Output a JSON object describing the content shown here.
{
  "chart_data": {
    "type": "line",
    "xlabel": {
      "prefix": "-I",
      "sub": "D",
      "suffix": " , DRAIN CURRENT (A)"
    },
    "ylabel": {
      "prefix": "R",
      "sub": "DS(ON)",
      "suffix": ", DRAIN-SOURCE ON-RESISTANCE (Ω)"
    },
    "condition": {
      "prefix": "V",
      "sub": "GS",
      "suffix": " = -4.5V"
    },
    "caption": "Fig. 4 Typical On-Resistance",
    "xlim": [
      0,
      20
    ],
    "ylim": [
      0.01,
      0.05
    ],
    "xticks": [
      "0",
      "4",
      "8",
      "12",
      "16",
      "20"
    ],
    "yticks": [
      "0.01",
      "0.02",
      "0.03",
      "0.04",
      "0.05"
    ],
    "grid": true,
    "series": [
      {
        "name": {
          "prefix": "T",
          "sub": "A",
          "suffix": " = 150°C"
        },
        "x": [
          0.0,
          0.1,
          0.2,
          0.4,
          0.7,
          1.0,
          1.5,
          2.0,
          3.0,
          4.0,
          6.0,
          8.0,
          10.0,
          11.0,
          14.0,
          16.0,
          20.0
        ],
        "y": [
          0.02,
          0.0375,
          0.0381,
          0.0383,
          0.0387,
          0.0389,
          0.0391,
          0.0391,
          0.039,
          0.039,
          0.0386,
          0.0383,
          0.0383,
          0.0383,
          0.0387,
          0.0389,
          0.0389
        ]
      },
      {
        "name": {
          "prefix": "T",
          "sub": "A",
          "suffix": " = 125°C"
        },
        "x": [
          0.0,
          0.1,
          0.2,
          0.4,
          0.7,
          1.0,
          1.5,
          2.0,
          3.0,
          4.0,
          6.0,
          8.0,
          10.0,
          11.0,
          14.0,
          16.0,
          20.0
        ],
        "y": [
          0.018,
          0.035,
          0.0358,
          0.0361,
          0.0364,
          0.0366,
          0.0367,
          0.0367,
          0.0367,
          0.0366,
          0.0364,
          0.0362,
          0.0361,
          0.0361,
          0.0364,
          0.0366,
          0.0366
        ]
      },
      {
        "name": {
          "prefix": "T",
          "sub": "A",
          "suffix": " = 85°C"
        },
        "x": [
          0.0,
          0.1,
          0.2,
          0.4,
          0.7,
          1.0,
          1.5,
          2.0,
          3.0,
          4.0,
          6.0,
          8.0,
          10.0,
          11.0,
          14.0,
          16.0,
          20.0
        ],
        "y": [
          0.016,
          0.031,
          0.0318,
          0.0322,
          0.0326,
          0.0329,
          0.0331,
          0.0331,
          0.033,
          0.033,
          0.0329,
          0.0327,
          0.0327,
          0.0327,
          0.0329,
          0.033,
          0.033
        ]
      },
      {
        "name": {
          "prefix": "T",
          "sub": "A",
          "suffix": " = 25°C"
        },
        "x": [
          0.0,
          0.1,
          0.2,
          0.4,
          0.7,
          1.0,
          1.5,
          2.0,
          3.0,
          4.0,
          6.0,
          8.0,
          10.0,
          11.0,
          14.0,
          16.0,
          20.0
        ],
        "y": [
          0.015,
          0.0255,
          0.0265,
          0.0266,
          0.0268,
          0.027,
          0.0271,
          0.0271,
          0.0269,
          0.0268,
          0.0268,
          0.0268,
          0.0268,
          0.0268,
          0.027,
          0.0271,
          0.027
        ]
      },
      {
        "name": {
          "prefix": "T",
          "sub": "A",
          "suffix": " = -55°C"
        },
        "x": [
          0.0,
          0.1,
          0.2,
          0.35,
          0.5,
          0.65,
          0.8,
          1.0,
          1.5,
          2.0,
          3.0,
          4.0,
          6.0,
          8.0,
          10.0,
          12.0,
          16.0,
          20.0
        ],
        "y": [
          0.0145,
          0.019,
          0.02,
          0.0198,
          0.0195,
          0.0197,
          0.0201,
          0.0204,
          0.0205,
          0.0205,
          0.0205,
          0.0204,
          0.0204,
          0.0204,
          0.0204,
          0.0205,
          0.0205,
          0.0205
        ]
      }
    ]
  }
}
* * * * * * * * *
** INSTRUCTION **
The string "suffix" may appear in lines of the listing above; tally those lines and give the number only.

** ANSWER TO THIS EXERCISE **
8